• **WORK TO COMPLETE**
Read the lines that follow and pick out every one containing the word "false".

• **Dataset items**

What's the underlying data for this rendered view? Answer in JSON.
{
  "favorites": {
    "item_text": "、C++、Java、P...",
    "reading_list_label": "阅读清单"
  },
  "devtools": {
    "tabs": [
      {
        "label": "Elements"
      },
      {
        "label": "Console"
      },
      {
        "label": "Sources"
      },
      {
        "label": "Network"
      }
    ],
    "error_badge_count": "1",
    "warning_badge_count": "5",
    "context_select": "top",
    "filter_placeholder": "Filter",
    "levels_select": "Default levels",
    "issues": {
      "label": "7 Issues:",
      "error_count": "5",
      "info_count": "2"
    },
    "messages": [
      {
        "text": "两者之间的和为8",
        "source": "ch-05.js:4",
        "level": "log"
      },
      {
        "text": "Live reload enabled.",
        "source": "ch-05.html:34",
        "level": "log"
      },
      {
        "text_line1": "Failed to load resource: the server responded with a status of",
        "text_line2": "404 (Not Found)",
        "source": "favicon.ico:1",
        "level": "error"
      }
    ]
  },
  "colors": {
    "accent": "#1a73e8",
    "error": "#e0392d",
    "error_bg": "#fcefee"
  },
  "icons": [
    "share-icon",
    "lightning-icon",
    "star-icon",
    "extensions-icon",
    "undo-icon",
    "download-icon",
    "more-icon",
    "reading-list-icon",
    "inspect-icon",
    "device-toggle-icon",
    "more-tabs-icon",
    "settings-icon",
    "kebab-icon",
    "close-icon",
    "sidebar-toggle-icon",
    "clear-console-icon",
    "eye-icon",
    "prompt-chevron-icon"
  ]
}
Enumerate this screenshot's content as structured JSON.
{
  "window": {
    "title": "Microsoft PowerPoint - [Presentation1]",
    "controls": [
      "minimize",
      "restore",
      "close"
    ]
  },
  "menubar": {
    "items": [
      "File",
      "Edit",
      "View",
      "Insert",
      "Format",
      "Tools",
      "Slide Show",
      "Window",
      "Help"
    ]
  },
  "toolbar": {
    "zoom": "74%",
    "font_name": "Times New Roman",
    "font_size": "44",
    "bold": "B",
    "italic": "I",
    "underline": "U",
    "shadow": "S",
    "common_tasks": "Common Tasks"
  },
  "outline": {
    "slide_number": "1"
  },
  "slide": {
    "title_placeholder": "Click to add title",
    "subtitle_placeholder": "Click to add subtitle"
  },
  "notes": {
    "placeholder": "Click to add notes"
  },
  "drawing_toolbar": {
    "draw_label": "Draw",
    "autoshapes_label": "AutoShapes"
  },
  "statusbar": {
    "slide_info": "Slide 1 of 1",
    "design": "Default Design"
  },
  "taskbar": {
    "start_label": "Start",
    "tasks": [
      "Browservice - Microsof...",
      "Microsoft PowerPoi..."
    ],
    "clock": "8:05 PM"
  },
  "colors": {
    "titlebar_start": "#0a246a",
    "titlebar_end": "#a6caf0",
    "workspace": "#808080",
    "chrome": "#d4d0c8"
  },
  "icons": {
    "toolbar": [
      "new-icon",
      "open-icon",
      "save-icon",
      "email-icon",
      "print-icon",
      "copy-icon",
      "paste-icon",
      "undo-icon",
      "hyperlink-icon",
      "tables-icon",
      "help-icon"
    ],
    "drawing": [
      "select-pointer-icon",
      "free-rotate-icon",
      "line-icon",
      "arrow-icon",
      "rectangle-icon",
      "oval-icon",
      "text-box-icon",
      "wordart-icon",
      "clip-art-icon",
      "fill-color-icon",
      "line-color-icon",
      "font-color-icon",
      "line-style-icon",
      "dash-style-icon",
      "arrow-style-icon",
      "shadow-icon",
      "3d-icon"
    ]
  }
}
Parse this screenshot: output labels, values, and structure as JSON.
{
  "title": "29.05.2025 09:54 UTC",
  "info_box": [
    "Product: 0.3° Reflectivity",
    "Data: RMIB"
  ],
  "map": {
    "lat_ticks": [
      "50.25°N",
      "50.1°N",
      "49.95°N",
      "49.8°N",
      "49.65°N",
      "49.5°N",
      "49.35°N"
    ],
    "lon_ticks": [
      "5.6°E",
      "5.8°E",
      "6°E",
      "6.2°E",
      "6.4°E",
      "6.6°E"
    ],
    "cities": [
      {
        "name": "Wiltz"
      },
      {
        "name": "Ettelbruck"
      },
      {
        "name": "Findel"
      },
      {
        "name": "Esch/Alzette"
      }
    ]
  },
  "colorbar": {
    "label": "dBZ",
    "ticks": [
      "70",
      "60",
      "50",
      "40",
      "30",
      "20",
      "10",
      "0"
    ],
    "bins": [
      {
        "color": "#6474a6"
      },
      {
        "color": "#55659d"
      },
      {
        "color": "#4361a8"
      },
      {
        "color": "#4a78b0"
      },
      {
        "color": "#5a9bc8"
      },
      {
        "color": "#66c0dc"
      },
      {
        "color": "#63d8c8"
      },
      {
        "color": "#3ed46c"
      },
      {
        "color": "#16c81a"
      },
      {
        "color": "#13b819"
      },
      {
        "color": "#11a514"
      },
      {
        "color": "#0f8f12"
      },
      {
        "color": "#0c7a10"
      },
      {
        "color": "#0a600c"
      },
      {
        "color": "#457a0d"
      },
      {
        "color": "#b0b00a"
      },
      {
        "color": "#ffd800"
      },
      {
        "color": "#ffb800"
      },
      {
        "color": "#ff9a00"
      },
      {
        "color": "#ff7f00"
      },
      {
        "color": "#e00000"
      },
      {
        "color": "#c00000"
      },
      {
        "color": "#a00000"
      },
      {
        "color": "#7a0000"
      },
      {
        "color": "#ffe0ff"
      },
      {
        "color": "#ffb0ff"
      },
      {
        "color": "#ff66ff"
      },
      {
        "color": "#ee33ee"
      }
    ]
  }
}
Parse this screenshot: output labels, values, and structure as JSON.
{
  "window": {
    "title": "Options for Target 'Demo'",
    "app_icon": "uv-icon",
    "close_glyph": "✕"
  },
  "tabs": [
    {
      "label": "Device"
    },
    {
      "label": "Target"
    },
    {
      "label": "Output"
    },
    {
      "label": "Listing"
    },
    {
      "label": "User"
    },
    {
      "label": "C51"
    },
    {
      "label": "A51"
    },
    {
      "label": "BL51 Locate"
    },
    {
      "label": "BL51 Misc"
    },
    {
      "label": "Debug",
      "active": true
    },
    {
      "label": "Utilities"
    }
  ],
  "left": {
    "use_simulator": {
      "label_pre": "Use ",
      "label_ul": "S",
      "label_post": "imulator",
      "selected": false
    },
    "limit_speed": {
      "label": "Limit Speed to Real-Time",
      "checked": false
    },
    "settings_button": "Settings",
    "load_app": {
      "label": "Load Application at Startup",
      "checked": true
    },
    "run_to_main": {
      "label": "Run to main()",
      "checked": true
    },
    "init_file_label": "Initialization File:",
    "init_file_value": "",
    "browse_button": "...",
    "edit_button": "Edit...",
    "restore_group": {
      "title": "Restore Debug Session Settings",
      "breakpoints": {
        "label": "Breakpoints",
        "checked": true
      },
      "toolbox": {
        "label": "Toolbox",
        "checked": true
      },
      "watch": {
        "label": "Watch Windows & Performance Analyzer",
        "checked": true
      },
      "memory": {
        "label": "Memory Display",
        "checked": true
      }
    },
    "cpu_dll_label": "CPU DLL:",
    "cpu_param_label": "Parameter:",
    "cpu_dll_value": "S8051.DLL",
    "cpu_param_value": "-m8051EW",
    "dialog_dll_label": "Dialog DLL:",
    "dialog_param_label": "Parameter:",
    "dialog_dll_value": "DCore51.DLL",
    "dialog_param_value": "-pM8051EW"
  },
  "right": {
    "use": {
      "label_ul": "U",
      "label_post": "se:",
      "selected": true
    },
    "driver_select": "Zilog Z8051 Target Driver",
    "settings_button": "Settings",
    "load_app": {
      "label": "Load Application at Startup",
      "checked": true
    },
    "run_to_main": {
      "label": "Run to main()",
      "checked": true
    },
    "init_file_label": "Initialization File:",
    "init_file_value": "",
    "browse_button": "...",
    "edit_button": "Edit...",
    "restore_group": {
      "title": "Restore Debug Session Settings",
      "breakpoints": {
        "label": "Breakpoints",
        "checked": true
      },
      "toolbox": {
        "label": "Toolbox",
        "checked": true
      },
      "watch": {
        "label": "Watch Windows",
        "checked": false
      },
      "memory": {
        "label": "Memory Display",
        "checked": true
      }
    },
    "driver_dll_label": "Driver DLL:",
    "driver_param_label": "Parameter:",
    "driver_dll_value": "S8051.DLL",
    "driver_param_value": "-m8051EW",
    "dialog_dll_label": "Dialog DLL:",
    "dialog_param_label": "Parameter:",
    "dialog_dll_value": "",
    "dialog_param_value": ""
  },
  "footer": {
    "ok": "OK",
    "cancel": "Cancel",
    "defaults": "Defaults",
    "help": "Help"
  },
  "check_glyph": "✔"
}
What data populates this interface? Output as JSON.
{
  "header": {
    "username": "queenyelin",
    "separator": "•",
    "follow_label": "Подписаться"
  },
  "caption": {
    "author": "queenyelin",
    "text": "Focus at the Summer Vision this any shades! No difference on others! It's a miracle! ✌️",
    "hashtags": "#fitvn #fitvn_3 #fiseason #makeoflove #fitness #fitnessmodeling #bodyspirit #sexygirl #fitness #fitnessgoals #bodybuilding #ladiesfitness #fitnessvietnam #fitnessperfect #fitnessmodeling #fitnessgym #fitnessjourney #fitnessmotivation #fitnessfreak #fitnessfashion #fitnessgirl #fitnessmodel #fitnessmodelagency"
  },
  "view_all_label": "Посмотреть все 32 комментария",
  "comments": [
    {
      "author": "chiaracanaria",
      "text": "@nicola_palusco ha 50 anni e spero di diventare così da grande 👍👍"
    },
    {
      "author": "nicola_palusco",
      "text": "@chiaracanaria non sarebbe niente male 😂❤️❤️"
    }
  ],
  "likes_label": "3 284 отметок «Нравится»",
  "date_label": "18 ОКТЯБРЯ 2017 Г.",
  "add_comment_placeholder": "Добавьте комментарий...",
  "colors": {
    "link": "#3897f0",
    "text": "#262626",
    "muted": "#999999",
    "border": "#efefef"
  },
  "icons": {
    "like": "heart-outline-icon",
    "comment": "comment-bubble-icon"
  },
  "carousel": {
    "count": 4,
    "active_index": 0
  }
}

• **WRITTEN ANSWER**
      "selected": false
      "checked": false
        "checked": false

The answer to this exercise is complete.